[Excerpt from a dataset]
################

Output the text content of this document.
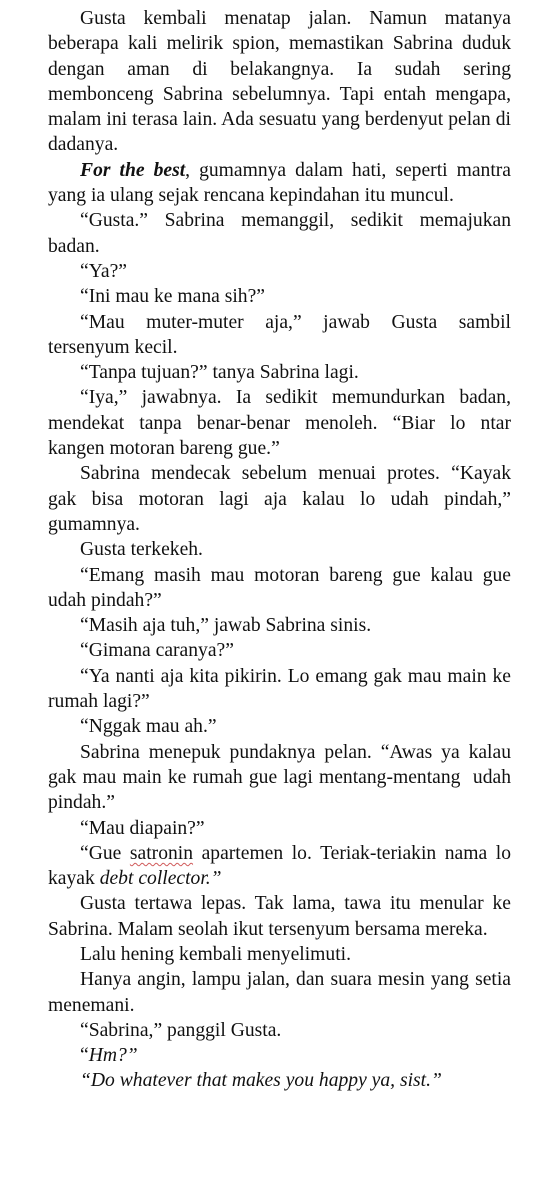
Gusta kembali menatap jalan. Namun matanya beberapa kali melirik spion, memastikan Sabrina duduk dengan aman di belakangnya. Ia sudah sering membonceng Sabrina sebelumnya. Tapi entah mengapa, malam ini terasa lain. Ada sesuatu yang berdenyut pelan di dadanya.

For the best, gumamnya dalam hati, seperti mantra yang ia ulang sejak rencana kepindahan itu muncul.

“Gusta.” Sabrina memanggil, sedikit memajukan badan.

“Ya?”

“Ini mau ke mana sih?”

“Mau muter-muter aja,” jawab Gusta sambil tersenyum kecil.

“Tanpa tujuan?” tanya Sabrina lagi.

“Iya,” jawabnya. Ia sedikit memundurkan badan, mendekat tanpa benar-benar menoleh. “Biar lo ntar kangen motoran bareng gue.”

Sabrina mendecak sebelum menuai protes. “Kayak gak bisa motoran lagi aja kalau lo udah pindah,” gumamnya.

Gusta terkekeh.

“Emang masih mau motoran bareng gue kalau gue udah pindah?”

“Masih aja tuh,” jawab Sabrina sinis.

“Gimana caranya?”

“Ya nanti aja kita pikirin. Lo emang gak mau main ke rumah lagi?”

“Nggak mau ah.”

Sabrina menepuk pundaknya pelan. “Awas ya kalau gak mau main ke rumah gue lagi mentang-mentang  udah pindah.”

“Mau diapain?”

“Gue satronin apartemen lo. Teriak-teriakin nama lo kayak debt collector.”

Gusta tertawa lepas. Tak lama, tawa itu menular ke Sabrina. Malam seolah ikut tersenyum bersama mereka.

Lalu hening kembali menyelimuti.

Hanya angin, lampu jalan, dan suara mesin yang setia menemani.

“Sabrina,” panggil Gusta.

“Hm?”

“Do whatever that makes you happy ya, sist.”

################

GIVEN REQUEST
Gather every line containing the word "gumamnya" and copy it.

REPLY
For the best, gumamnya dalam hati, seperti mantra yang ia ulang sejak rencana kepindahan itu muncul.
Sabrina mendecak sebelum menuai protes. “Kayak gak bisa motoran lagi aja kalau lo udah pindah,” gumamnya.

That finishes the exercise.